SHORT TASK => Gather the lines from the material that contain "JSON".

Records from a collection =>
· · ·
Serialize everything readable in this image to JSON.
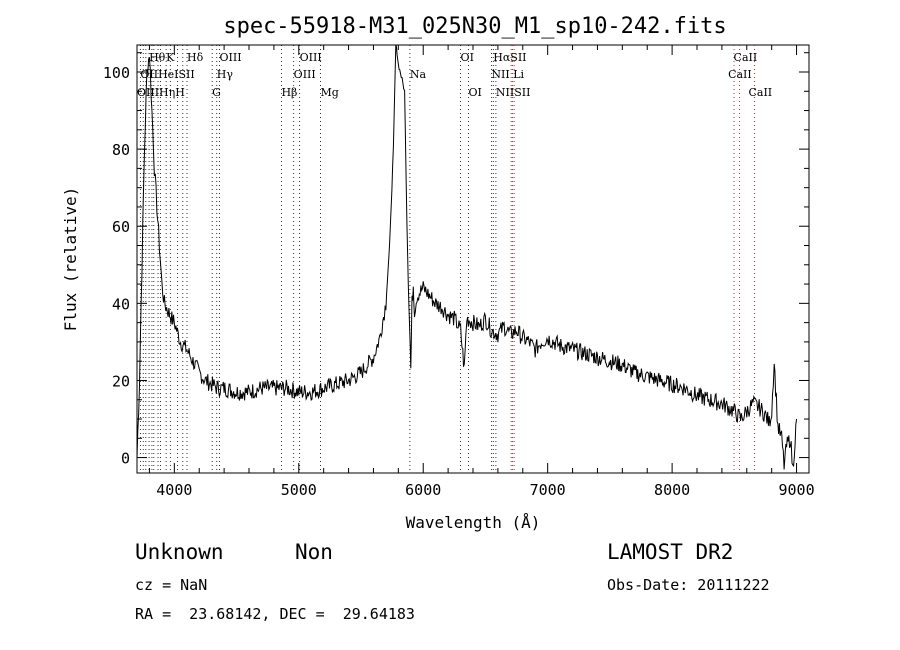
{
  "chart_data": {
    "type": "line",
    "title": "spec-55918-M31_025N30_M1_sp10-242.fits",
    "xlabel": "Wavelength (Å)",
    "ylabel": "Flux (relative)",
    "xlim": [
      3700,
      9100
    ],
    "ylim": [
      -4,
      107
    ],
    "x_ticks": [
      4000,
      5000,
      6000,
      7000,
      8000,
      9000
    ],
    "y_ticks": [
      0,
      20,
      40,
      60,
      80,
      100
    ],
    "grid": false,
    "legend": "none",
    "series": [
      {
        "x": [
          3700,
          3720,
          3740,
          3760,
          3780,
          3800,
          3820,
          3840,
          3860,
          3880,
          3900,
          3920,
          3950,
          3980,
          4000,
          4050,
          4100,
          4150,
          4200,
          4250,
          4300,
          4350,
          4400,
          4500,
          4600,
          4700,
          4800,
          4900,
          5000,
          5100,
          5200,
          5300,
          5400,
          5500,
          5550,
          5600,
          5650,
          5700,
          5730,
          5760,
          5780,
          5790,
          5800,
          5830,
          5850,
          5870,
          5880,
          5890,
          5900,
          5910,
          5920,
          5930,
          5950,
          6000,
          6050,
          6100,
          6150,
          6200,
          6250,
          6300,
          6330,
          6350,
          6400,
          6450,
          6500,
          6550,
          6600,
          6650,
          6700,
          6750,
          6800,
          6850,
          6900,
          6950,
          7000,
          7100,
          7200,
          7300,
          7400,
          7500,
          7600,
          7700,
          7800,
          7900,
          8000,
          8100,
          8200,
          8300,
          8400,
          8450,
          8500,
          8550,
          8600,
          8650,
          8700,
          8750,
          8780,
          8800,
          8820,
          8850,
          8880,
          8900,
          8920,
          8950,
          8970,
          9000
        ],
        "y": [
          0,
          20,
          50,
          80,
          100,
          105,
          90,
          75,
          65,
          55,
          45,
          40,
          38,
          36,
          35,
          30,
          28,
          25,
          22,
          20,
          19,
          18,
          18,
          17,
          17,
          18,
          18,
          18,
          17,
          17,
          18,
          19,
          20,
          22,
          24,
          26,
          31,
          40,
          55,
          80,
          107,
          105,
          102,
          98,
          95,
          60,
          45,
          35,
          23,
          40,
          45,
          38,
          42,
          44,
          42,
          40,
          39,
          37,
          36,
          33,
          23,
          36,
          35,
          34,
          36,
          33,
          32,
          34,
          32,
          33,
          31,
          30,
          28,
          30,
          31,
          29,
          28,
          27,
          26,
          25,
          24,
          22,
          21,
          20,
          19,
          18,
          16,
          15,
          14,
          13,
          12,
          10,
          12,
          14,
          13,
          11,
          9,
          12,
          25,
          8,
          5,
          -2,
          3,
          5,
          -3,
          10
        ]
      }
    ],
    "lines_row1": [
      {
        "label": "Hθ",
        "x": 3797
      },
      {
        "label": "K",
        "x": 3934
      },
      {
        "label": "Hδ",
        "x": 4102
      },
      {
        "label": "OIII",
        "x": 4363
      },
      {
        "label": "OIII",
        "x": 5007
      },
      {
        "label": "OI",
        "x": 6300
      },
      {
        "label": "HαSII",
        "x": 6563
      }
    ],
    "lines_row2": [
      {
        "label": "OIIHeISII",
        "x": 3727
      },
      {
        "label": "Hγ",
        "x": 4341
      },
      {
        "label": "OIII",
        "x": 4959
      },
      {
        "label": "Na",
        "x": 5893
      },
      {
        "label": "NII Li",
        "x": 6548
      }
    ],
    "lines_row3": [
      {
        "label": "OIIIHηH",
        "x": 3700
      },
      {
        "label": "G",
        "x": 4304
      },
      {
        "label": "Hβ",
        "x": 4861
      },
      {
        "label": "Mg",
        "x": 5175
      },
      {
        "label": "OI",
        "x": 6364
      },
      {
        "label": "NIISII",
        "x": 6584
      }
    ],
    "calcium": [
      {
        "label": "CaII",
        "x": 8542,
        "row": 1
      },
      {
        "label": "CaII",
        "x": 8498,
        "row": 2
      },
      {
        "label": "CaII",
        "x": 8662,
        "row": 3
      }
    ],
    "dotted_lines_x": [
      3727,
      3750,
      3771,
      3797,
      3820,
      3835,
      3869,
      3889,
      3934,
      3968,
      4026,
      4068,
      4102,
      4304,
      4341,
      4363,
      4861,
      4959,
      5007,
      5175,
      5893,
      6300,
      6364,
      6548,
      6563,
      6584,
      6707,
      6717,
      6731,
      8498,
      8542,
      8662
    ]
  },
  "info": {
    "class_name": "Unknown",
    "subclass": "Non",
    "survey": "LAMOST DR2",
    "cz": "cz = NaN",
    "obs_date": "Obs-Date: 20111222",
    "coords": "RA =  23.68142, DEC =  29.64183"
  }
}
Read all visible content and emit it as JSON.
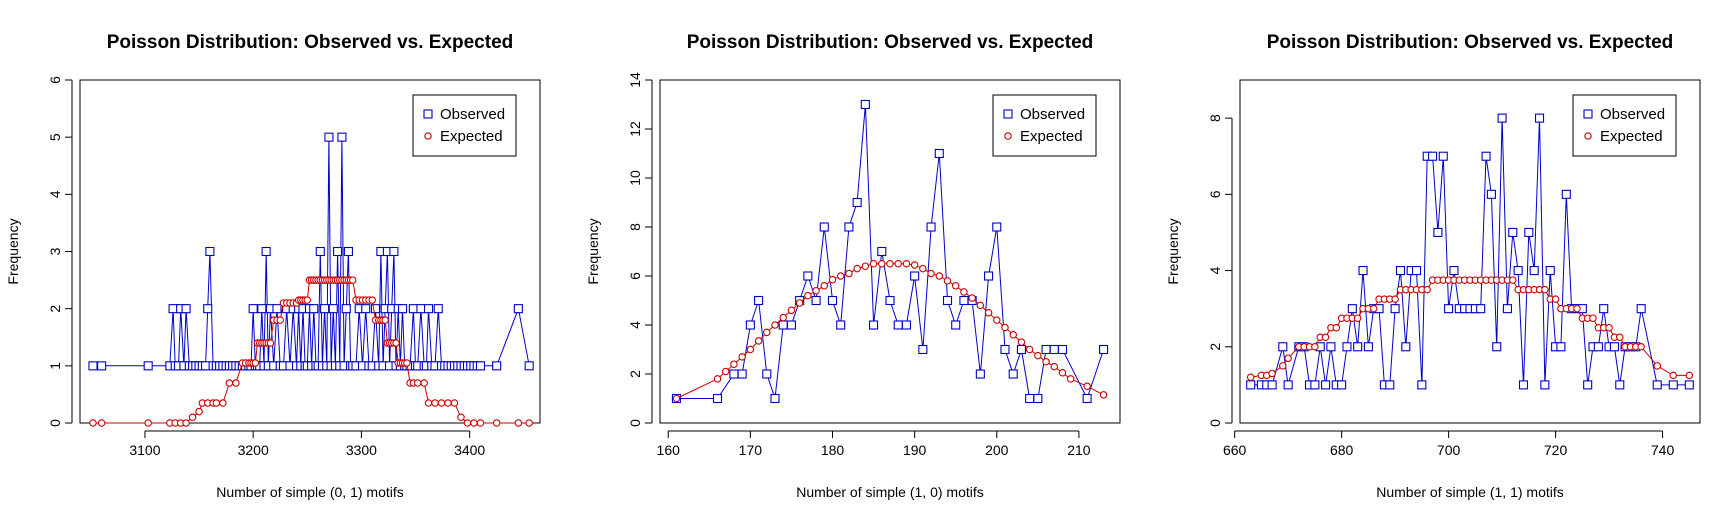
· · ·
WRITTEN ANSWER =>
Serialize everything readable in this image to JSON.
Read all visible content and emit it as JSON.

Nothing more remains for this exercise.